*Task goal*: Tally the lines in the data that follows that include the word "Parce", and report nothing but the total.

··· Provided information ···

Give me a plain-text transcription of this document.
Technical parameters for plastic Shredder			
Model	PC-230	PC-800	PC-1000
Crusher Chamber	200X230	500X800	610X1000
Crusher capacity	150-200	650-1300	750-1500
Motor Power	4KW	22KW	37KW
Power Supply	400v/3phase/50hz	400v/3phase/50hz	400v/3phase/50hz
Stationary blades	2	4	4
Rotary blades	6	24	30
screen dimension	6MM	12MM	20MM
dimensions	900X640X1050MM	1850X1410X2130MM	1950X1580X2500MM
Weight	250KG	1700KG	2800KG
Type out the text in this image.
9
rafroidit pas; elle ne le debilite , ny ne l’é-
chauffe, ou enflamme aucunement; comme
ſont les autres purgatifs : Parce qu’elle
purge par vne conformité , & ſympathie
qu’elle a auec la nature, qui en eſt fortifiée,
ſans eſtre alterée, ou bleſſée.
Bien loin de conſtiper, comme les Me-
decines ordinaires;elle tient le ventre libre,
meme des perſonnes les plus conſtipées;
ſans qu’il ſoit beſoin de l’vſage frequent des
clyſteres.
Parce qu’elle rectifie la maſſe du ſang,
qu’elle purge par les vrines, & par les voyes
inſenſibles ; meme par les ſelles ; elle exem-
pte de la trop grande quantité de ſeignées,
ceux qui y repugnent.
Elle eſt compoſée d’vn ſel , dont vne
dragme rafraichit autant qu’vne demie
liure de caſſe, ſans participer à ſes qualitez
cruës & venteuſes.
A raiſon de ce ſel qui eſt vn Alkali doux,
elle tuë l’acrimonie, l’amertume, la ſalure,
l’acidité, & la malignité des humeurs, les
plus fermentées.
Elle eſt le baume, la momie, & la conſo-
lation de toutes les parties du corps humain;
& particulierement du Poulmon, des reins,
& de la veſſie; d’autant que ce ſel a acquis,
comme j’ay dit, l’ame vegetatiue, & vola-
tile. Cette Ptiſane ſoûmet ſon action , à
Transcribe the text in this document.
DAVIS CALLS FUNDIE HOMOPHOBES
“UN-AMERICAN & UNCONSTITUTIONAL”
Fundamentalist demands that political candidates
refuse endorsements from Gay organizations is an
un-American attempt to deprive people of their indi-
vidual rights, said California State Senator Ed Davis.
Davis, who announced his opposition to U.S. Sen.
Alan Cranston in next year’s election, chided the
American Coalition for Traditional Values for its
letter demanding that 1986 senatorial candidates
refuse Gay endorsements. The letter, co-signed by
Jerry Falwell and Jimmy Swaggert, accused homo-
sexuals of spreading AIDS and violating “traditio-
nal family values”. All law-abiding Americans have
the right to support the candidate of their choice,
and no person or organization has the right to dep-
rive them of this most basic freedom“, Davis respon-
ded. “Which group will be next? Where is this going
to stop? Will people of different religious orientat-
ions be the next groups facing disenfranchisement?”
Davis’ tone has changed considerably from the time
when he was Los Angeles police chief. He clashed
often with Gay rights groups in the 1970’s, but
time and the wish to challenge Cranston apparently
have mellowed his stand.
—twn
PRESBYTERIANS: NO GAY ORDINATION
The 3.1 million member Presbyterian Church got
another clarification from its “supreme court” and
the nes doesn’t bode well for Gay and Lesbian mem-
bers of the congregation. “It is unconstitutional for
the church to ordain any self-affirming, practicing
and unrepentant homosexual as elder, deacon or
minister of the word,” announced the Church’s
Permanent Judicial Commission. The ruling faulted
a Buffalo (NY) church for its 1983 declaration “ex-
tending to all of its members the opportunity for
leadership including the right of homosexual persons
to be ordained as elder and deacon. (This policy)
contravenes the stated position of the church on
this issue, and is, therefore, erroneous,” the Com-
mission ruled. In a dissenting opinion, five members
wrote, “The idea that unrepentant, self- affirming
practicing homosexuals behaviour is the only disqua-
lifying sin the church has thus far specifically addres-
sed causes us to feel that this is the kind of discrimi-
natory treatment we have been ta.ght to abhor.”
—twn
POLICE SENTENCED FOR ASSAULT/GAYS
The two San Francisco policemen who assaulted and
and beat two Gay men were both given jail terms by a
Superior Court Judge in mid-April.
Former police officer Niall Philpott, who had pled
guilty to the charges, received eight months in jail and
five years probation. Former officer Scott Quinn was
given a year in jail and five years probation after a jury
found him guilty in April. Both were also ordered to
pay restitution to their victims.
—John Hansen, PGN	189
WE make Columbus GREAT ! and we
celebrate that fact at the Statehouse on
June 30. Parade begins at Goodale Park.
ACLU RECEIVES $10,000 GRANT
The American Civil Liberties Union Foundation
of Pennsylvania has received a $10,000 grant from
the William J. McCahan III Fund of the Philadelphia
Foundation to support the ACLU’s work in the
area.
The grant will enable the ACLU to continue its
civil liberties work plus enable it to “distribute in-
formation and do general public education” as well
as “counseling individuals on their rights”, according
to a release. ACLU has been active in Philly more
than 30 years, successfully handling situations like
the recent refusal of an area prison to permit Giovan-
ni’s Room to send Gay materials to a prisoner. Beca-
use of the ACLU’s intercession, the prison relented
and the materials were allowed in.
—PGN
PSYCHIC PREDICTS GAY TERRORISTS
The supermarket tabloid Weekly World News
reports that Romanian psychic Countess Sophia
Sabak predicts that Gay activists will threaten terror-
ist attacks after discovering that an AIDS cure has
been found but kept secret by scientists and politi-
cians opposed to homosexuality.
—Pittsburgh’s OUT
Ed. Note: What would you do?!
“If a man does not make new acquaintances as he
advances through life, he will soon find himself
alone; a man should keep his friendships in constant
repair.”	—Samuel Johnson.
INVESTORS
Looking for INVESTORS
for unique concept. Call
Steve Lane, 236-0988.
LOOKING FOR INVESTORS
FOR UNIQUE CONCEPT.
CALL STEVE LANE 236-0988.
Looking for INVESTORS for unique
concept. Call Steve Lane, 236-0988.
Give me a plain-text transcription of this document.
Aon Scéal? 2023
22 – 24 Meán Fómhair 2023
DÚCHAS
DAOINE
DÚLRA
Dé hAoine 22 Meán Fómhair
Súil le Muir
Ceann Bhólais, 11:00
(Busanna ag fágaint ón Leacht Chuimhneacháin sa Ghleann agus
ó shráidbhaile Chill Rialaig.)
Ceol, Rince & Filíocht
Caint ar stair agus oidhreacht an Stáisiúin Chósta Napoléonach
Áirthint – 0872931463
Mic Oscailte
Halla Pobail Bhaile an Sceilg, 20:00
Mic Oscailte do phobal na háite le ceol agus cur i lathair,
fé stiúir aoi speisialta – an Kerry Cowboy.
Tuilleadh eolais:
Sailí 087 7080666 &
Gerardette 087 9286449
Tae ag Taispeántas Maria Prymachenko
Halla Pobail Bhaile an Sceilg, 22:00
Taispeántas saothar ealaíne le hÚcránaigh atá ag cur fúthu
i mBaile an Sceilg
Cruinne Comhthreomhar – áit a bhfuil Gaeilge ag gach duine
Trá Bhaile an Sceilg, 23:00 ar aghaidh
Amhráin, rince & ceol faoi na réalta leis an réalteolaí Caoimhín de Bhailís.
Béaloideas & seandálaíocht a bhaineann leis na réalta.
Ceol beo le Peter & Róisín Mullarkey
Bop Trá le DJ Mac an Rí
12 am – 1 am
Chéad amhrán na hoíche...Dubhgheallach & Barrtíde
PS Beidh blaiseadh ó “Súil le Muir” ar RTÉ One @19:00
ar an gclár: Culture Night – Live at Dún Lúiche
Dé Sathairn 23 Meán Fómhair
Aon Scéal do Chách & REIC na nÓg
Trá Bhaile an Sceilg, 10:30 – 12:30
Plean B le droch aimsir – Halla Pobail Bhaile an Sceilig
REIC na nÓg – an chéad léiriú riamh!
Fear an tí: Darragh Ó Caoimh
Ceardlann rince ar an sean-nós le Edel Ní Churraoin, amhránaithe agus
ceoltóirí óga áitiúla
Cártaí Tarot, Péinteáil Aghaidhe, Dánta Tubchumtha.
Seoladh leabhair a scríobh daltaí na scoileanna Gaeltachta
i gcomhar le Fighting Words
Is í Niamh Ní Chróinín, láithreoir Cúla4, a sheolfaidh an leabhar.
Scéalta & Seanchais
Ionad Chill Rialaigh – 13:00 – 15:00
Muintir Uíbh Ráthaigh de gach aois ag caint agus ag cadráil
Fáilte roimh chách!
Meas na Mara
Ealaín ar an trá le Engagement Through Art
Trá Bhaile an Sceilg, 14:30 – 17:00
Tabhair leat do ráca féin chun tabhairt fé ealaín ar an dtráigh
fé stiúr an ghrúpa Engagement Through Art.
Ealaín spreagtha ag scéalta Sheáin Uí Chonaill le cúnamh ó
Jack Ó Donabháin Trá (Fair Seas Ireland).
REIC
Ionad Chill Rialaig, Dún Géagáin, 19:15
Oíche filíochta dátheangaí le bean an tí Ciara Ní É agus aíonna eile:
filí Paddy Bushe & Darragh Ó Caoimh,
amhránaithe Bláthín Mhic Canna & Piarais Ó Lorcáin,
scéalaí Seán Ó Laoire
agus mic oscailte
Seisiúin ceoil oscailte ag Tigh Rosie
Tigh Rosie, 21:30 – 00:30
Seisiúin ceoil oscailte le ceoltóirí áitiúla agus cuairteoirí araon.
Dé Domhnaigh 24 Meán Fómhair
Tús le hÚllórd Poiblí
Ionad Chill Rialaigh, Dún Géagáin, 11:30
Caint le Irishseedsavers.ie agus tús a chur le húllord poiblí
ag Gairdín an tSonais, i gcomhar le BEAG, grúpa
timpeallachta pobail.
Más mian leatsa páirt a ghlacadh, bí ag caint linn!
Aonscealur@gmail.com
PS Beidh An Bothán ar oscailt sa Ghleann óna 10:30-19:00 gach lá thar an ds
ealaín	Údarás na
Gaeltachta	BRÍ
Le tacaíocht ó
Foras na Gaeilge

···

*Exercise solution*: 2